### Directive
Leave out the images and repeat the listing below without a single change.

[Data records]
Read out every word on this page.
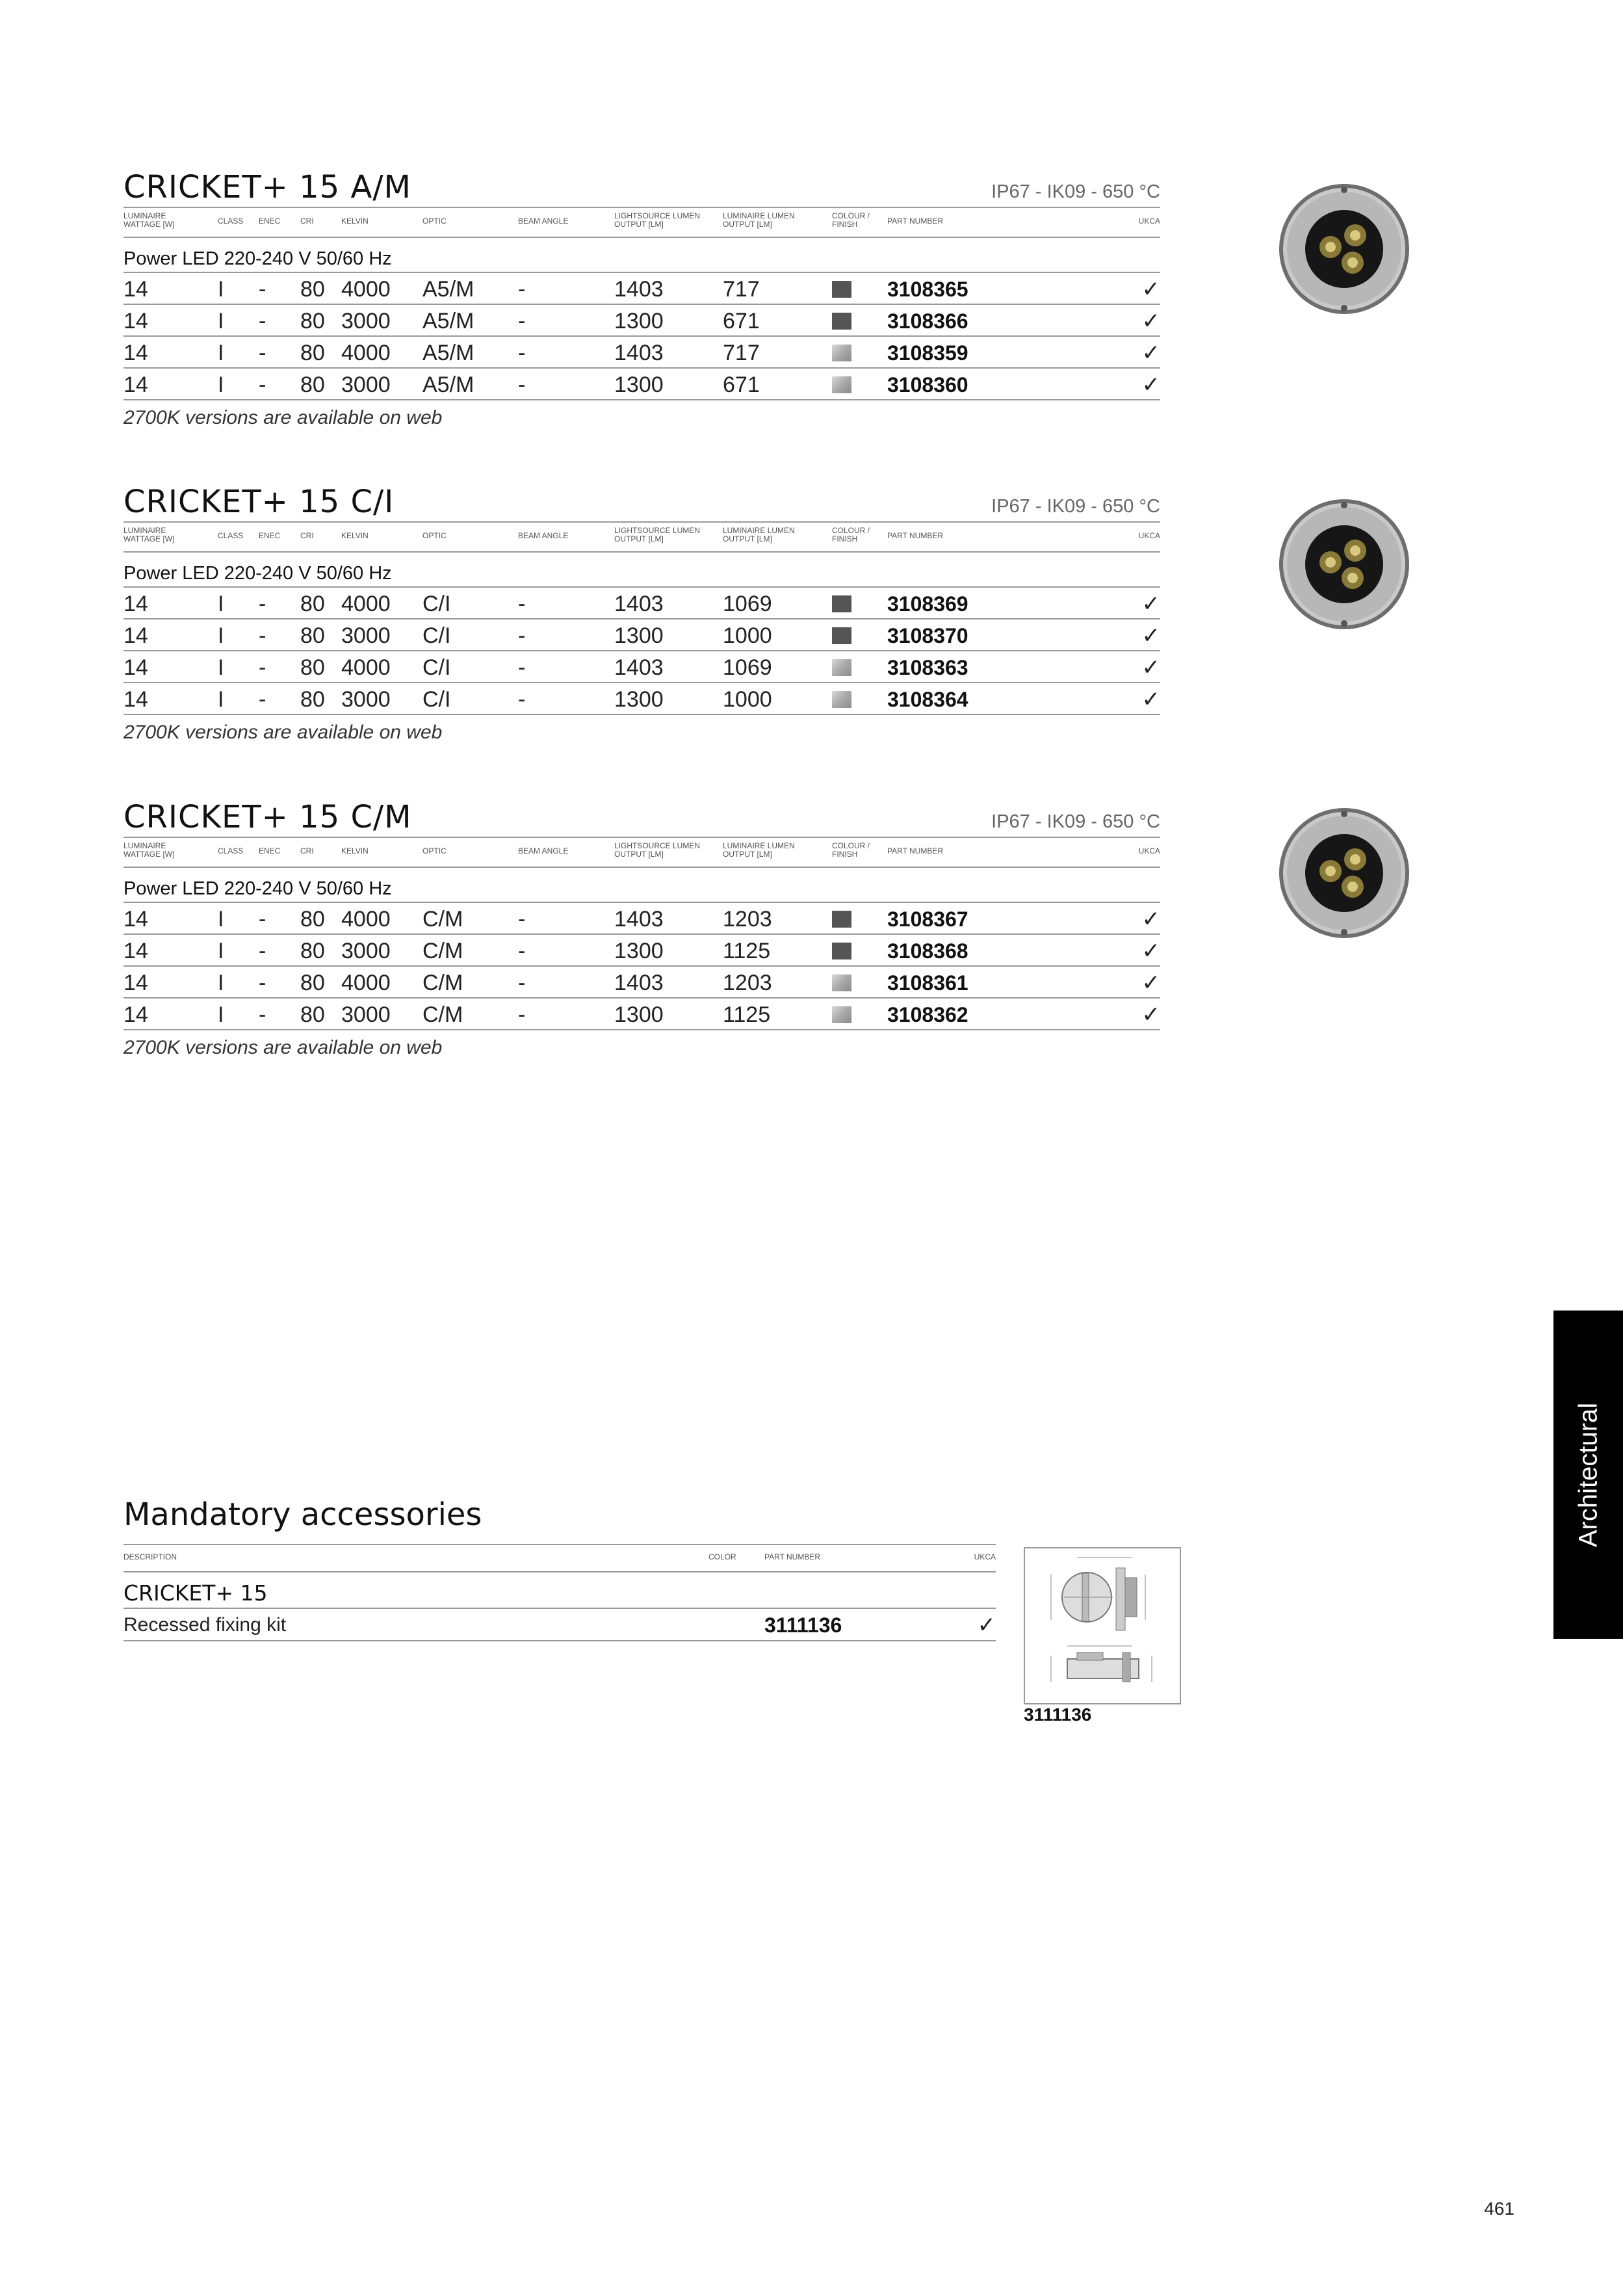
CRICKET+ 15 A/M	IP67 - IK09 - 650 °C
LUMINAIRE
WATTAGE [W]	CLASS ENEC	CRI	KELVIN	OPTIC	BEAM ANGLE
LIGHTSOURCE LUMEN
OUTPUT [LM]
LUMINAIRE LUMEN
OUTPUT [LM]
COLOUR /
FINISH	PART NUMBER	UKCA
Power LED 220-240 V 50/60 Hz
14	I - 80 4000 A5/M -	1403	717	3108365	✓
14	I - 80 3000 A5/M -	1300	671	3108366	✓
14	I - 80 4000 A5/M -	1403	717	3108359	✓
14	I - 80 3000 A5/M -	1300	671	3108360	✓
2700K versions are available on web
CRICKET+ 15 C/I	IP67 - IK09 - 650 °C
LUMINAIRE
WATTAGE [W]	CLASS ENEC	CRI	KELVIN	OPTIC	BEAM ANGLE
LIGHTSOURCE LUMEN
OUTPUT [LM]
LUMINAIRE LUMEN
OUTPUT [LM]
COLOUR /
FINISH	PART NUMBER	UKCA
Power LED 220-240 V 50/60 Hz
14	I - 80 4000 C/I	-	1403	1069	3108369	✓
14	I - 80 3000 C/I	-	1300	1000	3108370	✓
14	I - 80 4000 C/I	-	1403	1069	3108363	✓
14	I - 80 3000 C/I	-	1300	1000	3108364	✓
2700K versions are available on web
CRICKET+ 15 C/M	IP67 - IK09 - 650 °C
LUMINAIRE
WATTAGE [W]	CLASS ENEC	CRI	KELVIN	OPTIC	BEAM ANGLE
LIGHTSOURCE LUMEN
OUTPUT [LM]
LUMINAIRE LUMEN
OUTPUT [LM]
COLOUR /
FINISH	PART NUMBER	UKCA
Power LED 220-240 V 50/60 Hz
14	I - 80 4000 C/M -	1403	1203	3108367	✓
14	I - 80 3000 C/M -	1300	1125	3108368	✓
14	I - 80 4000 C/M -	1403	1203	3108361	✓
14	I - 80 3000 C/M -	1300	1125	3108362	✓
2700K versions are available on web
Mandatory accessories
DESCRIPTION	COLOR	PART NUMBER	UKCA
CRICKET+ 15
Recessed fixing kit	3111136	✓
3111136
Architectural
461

### Answer to the task
Read out every word on this page.
CRICKET+ 15 A/M	IP67 - IK09 - 650 °C
LUMINAIRE
WATTAGE [W]	CLASS ENEC	CRI	KELVIN	OPTIC	BEAM ANGLE
LIGHTSOURCE LUMEN
OUTPUT [LM]
LUMINAIRE LUMEN
OUTPUT [LM]
COLOUR /
FINISH	PART NUMBER	UKCA
Power LED 220-240 V 50/60 Hz
14	I - 80 4000 A5/M -	1403	717	3108365	✓
14	I - 80 3000 A5/M -	1300	671	3108366	✓
14	I - 80 4000 A5/M -	1403	717	3108359	✓
14	I - 80 3000 A5/M -	1300	671	3108360	✓
2700K versions are available on web
CRICKET+ 15 C/I	IP67 - IK09 - 650 °C
LUMINAIRE
WATTAGE [W]	CLASS ENEC	CRI	KELVIN	OPTIC	BEAM ANGLE
LIGHTSOURCE LUMEN
OUTPUT [LM]
LUMINAIRE LUMEN
OUTPUT [LM]
COLOUR /
FINISH	PART NUMBER	UKCA
Power LED 220-240 V 50/60 Hz
14	I - 80 4000 C/I	-	1403	1069	3108369	✓
14	I - 80 3000 C/I	-	1300	1000	3108370	✓
14	I - 80 4000 C/I	-	1403	1069	3108363	✓
14	I - 80 3000 C/I	-	1300	1000	3108364	✓
2700K versions are available on web
CRICKET+ 15 C/M	IP67 - IK09 - 650 °C
LUMINAIRE
WATTAGE [W]	CLASS ENEC	CRI	KELVIN	OPTIC	BEAM ANGLE
LIGHTSOURCE LUMEN
OUTPUT [LM]
LUMINAIRE LUMEN
OUTPUT [LM]
COLOUR /
FINISH	PART NUMBER	UKCA
Power LED 220-240 V 50/60 Hz
14	I - 80 4000 C/M -	1403	1203	3108367	✓
14	I - 80 3000 C/M -	1300	1125	3108368	✓
14	I - 80 4000 C/M -	1403	1203	3108361	✓
14	I - 80 3000 C/M -	1300	1125	3108362	✓
2700K versions are available on web
Mandatory accessories
DESCRIPTION	COLOR	PART NUMBER	UKCA
CRICKET+ 15
Recessed fixing kit	3111136	✓
3111136
Architectural
461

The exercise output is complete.